┌──

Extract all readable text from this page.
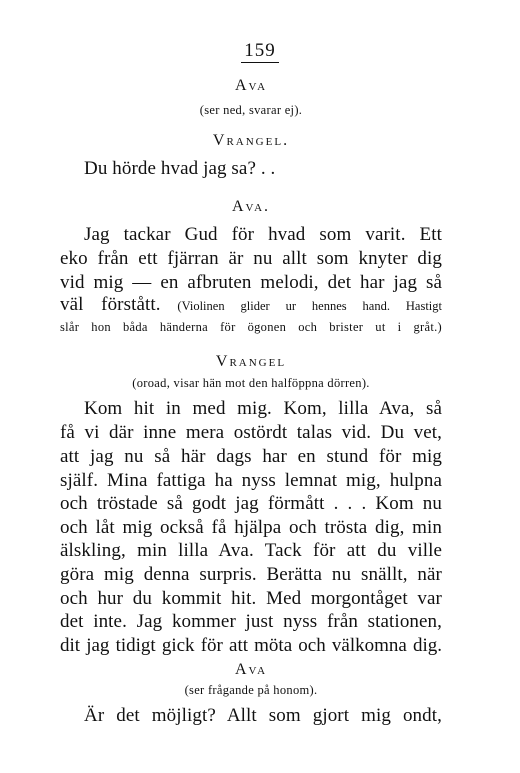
159
Ava
(ser ned, svarar ej).
Vrangel.
Du hörde hvad jag sa? . .
Ava.
Jag tackar Gud för hvad som varit. Ett
eko från ett fjärran är nu allt som knyter dig
vid mig — en afbruten melodi, det har jag så
väl förstått. (Violinen glider ur hennes hand. Hastigt
slår hon båda händerna för ögonen och brister ut i gråt.)
Vrangel
(oroad, visar hän mot den halföppna dörren).
Kom hit in med mig. Kom, lilla Ava, så
få vi där inne mera ostördt talas vid. Du vet,
att jag nu så här dags har en stund för mig
själf. Mina fattiga ha nyss lemnat mig, hulpna
och tröstade så godt jag förmått . . . Kom nu
och låt mig också få hjälpa och trösta dig, min
älskling, min lilla Ava. Tack för att du ville
göra mig denna surpris. Berätta nu snällt, när
och hur du kommit hit. Med morgontåget var
det inte. Jag kommer just nyss från stationen,
dit jag tidigt gick för att möta och välkomna dig.
Ava
(ser frågande på honom).
Är det möjligt? Allt som gjort mig ondt,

└──

[WORK TO COMPLETE]
Your job is to transcribe the entries above exactly; skip the pictures.

[OUTPUT OF THE EXERCISE]
Extract all readable text from this page.
159
Ava
(ser ned, svarar ej).
Vrangel.
Du hörde hvad jag sa? . .
Ava.
Jag tackar Gud för hvad som varit. Ett
eko från ett fjärran är nu allt som knyter dig
vid mig — en afbruten melodi, det har jag så
väl förstått. (Violinen glider ur hennes hand. Hastigt
slår hon båda händerna för ögonen och brister ut i gråt.)
Vrangel
(oroad, visar hän mot den halföppna dörren).
Kom hit in med mig. Kom, lilla Ava, så
få vi där inne mera ostördt talas vid. Du vet,
att jag nu så här dags har en stund för mig
själf. Mina fattiga ha nyss lemnat mig, hulpna
och tröstade så godt jag förmått . . . Kom nu
och låt mig också få hjälpa och trösta dig, min
älskling, min lilla Ava. Tack för att du ville
göra mig denna surpris. Berätta nu snällt, när
och hur du kommit hit. Med morgontåget var
det inte. Jag kommer just nyss från stationen,
dit jag tidigt gick för att möta och välkomna dig.
Ava
(ser frågande på honom).
Är det möjligt? Allt som gjort mig ondt,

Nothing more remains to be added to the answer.